Provided information:
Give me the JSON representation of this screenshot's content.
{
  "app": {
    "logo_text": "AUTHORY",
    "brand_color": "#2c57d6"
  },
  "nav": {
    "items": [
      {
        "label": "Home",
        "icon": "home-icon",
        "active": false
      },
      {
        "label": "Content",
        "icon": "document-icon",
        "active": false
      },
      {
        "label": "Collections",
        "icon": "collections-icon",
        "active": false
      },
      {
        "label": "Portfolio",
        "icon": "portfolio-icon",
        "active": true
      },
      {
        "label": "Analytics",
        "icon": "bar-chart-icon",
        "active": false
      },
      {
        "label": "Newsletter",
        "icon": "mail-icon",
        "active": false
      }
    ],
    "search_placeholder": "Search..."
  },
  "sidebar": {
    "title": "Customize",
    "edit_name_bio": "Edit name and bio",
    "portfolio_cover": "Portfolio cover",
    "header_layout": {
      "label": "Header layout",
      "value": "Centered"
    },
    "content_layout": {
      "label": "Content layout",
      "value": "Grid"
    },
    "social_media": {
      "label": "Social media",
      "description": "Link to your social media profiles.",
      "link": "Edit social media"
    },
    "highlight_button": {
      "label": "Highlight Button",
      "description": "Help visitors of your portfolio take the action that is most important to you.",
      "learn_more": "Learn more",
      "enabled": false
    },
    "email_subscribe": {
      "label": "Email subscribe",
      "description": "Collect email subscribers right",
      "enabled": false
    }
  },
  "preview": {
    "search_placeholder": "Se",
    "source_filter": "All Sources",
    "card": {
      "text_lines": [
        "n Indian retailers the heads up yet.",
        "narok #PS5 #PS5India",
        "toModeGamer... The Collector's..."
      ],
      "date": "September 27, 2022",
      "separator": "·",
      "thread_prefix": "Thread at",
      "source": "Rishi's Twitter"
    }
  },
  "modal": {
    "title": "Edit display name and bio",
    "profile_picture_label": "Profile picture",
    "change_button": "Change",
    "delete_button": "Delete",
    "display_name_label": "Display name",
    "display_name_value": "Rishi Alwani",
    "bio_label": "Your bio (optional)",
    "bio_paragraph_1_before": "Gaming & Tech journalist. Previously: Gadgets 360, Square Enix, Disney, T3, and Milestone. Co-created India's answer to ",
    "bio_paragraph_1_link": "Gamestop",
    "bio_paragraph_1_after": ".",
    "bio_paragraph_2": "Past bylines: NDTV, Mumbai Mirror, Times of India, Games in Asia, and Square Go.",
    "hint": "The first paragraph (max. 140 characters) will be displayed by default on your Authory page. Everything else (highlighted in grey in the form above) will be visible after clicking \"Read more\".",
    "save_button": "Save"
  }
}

To be done:
Pick out every line above that holds the word "Edit" and copy it.

Response:
    "edit_name_bio": "Edit name and bio",
      "link": "Edit social media"
    "title": "Edit display name and bio",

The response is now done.